_YOUR INSTRUCTIONS_: Copy every record below exactly as written, but leave out the pictures.

Figure record extracts:
--- Start ---
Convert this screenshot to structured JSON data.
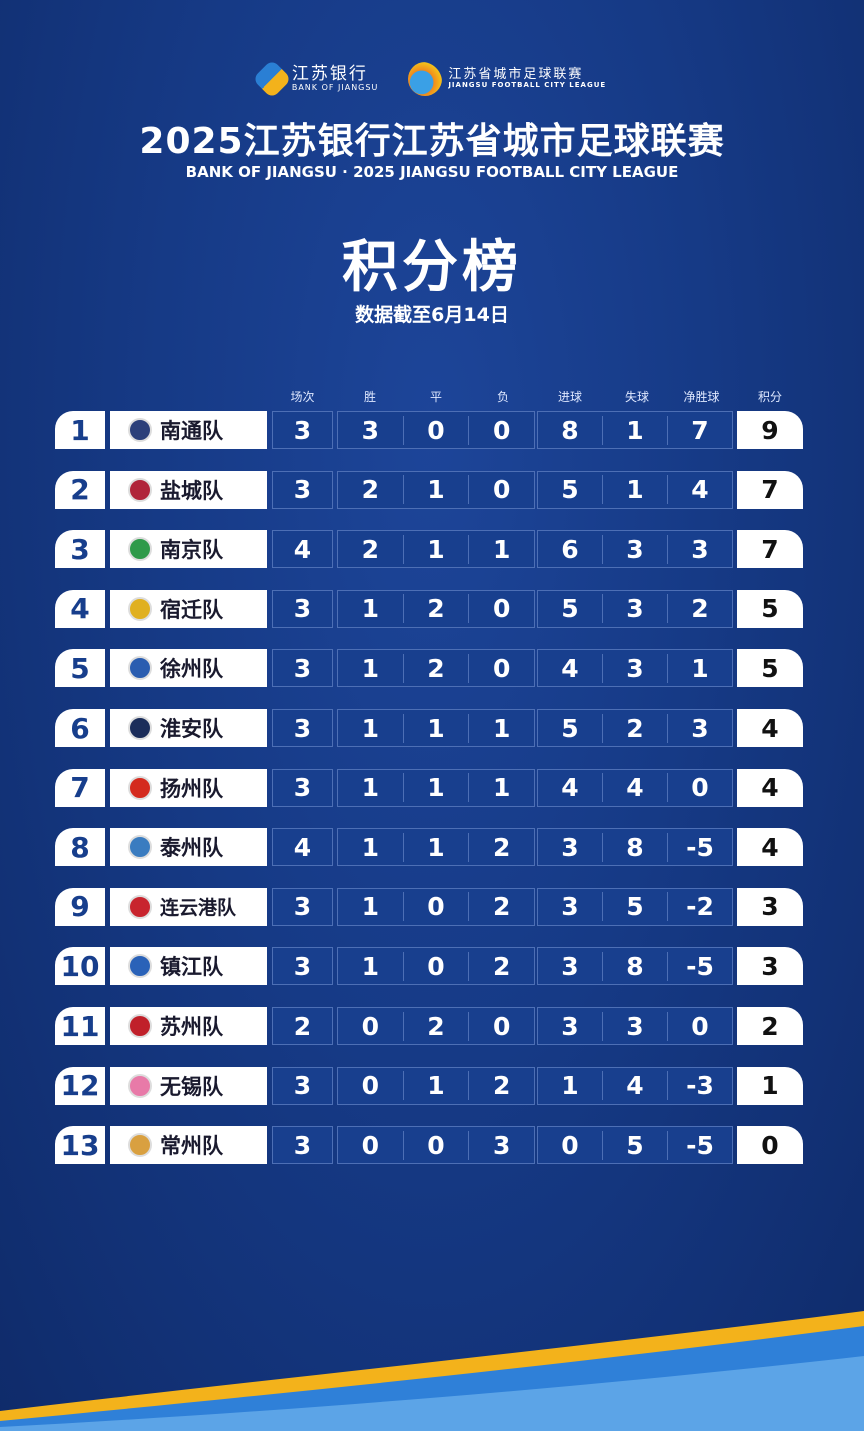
{
  "header": {
    "bank_logo_cn": "江苏银行",
    "bank_logo_en": "BANK OF JIANGSU",
    "league_logo_cn": "江苏省城市足球联赛",
    "league_logo_en": "JIANGSU FOOTBALL CITY LEAGUE",
    "title": "2025江苏银行江苏省城市足球联赛",
    "subtitle": "BANK OF JIANGSU · 2025 JIANGSU FOOTBALL CITY LEAGUE",
    "heading": "积分榜",
    "date": "数据截至6月14日"
  },
  "columns": [
    "场次",
    "胜",
    "平",
    "负",
    "进球",
    "失球",
    "净胜球",
    "积分"
  ],
  "rows": [
    {
      "rank": "1",
      "team": "南通队",
      "logo_color": "#2b3f7a",
      "played": "3",
      "w": "3",
      "d": "0",
      "l": "0",
      "gf": "8",
      "ga": "1",
      "gd": "7",
      "pts": "9"
    },
    {
      "rank": "2",
      "team": "盐城队",
      "logo_color": "#b0243a",
      "played": "3",
      "w": "2",
      "d": "1",
      "l": "0",
      "gf": "5",
      "ga": "1",
      "gd": "4",
      "pts": "7"
    },
    {
      "rank": "3",
      "team": "南京队",
      "logo_color": "#2f9a4a",
      "played": "4",
      "w": "2",
      "d": "1",
      "l": "1",
      "gf": "6",
      "ga": "3",
      "gd": "3",
      "pts": "7"
    },
    {
      "rank": "4",
      "team": "宿迁队",
      "logo_color": "#e0b020",
      "played": "3",
      "w": "1",
      "d": "2",
      "l": "0",
      "gf": "5",
      "ga": "3",
      "gd": "2",
      "pts": "5"
    },
    {
      "rank": "5",
      "team": "徐州队",
      "logo_color": "#2a5db0",
      "played": "3",
      "w": "1",
      "d": "2",
      "l": "0",
      "gf": "4",
      "ga": "3",
      "gd": "1",
      "pts": "5"
    },
    {
      "rank": "6",
      "team": "淮安队",
      "logo_color": "#1b2d5a",
      "played": "3",
      "w": "1",
      "d": "1",
      "l": "1",
      "gf": "5",
      "ga": "2",
      "gd": "3",
      "pts": "4"
    },
    {
      "rank": "7",
      "team": "扬州队",
      "logo_color": "#d42a1e",
      "played": "3",
      "w": "1",
      "d": "1",
      "l": "1",
      "gf": "4",
      "ga": "4",
      "gd": "0",
      "pts": "4"
    },
    {
      "rank": "8",
      "team": "泰州队",
      "logo_color": "#3a7cc0",
      "played": "4",
      "w": "1",
      "d": "1",
      "l": "2",
      "gf": "3",
      "ga": "8",
      "gd": "-5",
      "pts": "4"
    },
    {
      "rank": "9",
      "team": "连云港队",
      "logo_color": "#c8242e",
      "played": "3",
      "w": "1",
      "d": "0",
      "l": "2",
      "gf": "3",
      "ga": "5",
      "gd": "-2",
      "pts": "3"
    },
    {
      "rank": "10",
      "team": "镇江队",
      "logo_color": "#2a62b8",
      "played": "3",
      "w": "1",
      "d": "0",
      "l": "2",
      "gf": "3",
      "ga": "8",
      "gd": "-5",
      "pts": "3"
    },
    {
      "rank": "11",
      "team": "苏州队",
      "logo_color": "#c0202a",
      "played": "2",
      "w": "0",
      "d": "2",
      "l": "0",
      "gf": "3",
      "ga": "3",
      "gd": "0",
      "pts": "2"
    },
    {
      "rank": "12",
      "team": "无锡队",
      "logo_color": "#e87aa8",
      "played": "3",
      "w": "0",
      "d": "1",
      "l": "2",
      "gf": "1",
      "ga": "4",
      "gd": "-3",
      "pts": "1"
    },
    {
      "rank": "13",
      "team": "常州队",
      "logo_color": "#d9a040",
      "played": "3",
      "w": "0",
      "d": "0",
      "l": "3",
      "gf": "0",
      "ga": "5",
      "gd": "-5",
      "pts": "0"
    }
  ],
  "colors": {
    "background": "#163a86",
    "accent": "#f3b21b",
    "cell": "#183f8e"
  }
}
--- End ---
_SOLUTION_:
Convert this screenshot to structured JSON data.
{
  "header": {
    "bank_logo_cn": "江苏银行",
    "bank_logo_en": "BANK OF JIANGSU",
    "league_logo_cn": "江苏省城市足球联赛",
    "league_logo_en": "JIANGSU FOOTBALL CITY LEAGUE",
    "title": "2025江苏银行江苏省城市足球联赛",
    "subtitle": "BANK OF JIANGSU · 2025 JIANGSU FOOTBALL CITY LEAGUE",
    "heading": "积分榜",
    "date": "数据截至6月14日"
  },
  "columns": [
    "场次",
    "胜",
    "平",
    "负",
    "进球",
    "失球",
    "净胜球",
    "积分"
  ],
  "rows": [
    {
      "rank": "1",
      "team": "南通队",
      "logo_color": "#2b3f7a",
      "played": "3",
      "w": "3",
      "d": "0",
      "l": "0",
      "gf": "8",
      "ga": "1",
      "gd": "7",
      "pts": "9"
    },
    {
      "rank": "2",
      "team": "盐城队",
      "logo_color": "#b0243a",
      "played": "3",
      "w": "2",
      "d": "1",
      "l": "0",
      "gf": "5",
      "ga": "1",
      "gd": "4",
      "pts": "7"
    },
    {
      "rank": "3",
      "team": "南京队",
      "logo_color": "#2f9a4a",
      "played": "4",
      "w": "2",
      "d": "1",
      "l": "1",
      "gf": "6",
      "ga": "3",
      "gd": "3",
      "pts": "7"
    },
    {
      "rank": "4",
      "team": "宿迁队",
      "logo_color": "#e0b020",
      "played": "3",
      "w": "1",
      "d": "2",
      "l": "0",
      "gf": "5",
      "ga": "3",
      "gd": "2",
      "pts": "5"
    },
    {
      "rank": "5",
      "team": "徐州队",
      "logo_color": "#2a5db0",
      "played": "3",
      "w": "1",
      "d": "2",
      "l": "0",
      "gf": "4",
      "ga": "3",
      "gd": "1",
      "pts": "5"
    },
    {
      "rank": "6",
      "team": "淮安队",
      "logo_color": "#1b2d5a",
      "played": "3",
      "w": "1",
      "d": "1",
      "l": "1",
      "gf": "5",
      "ga": "2",
      "gd": "3",
      "pts": "4"
    },
    {
      "rank": "7",
      "team": "扬州队",
      "logo_color": "#d42a1e",
      "played": "3",
      "w": "1",
      "d": "1",
      "l": "1",
      "gf": "4",
      "ga": "4",
      "gd": "0",
      "pts": "4"
    },
    {
      "rank": "8",
      "team": "泰州队",
      "logo_color": "#3a7cc0",
      "played": "4",
      "w": "1",
      "d": "1",
      "l": "2",
      "gf": "3",
      "ga": "8",
      "gd": "-5",
      "pts": "4"
    },
    {
      "rank": "9",
      "team": "连云港队",
      "logo_color": "#c8242e",
      "played": "3",
      "w": "1",
      "d": "0",
      "l": "2",
      "gf": "3",
      "ga": "5",
      "gd": "-2",
      "pts": "3"
    },
    {
      "rank": "10",
      "team": "镇江队",
      "logo_color": "#2a62b8",
      "played": "3",
      "w": "1",
      "d": "0",
      "l": "2",
      "gf": "3",
      "ga": "8",
      "gd": "-5",
      "pts": "3"
    },
    {
      "rank": "11",
      "team": "苏州队",
      "logo_color": "#c0202a",
      "played": "2",
      "w": "0",
      "d": "2",
      "l": "0",
      "gf": "3",
      "ga": "3",
      "gd": "0",
      "pts": "2"
    },
    {
      "rank": "12",
      "team": "无锡队",
      "logo_color": "#e87aa8",
      "played": "3",
      "w": "0",
      "d": "1",
      "l": "2",
      "gf": "1",
      "ga": "4",
      "gd": "-3",
      "pts": "1"
    },
    {
      "rank": "13",
      "team": "常州队",
      "logo_color": "#d9a040",
      "played": "3",
      "w": "0",
      "d": "0",
      "l": "3",
      "gf": "0",
      "ga": "5",
      "gd": "-5",
      "pts": "0"
    }
  ],
  "colors": {
    "background": "#163a86",
    "accent": "#f3b21b",
    "cell": "#183f8e"
  }
}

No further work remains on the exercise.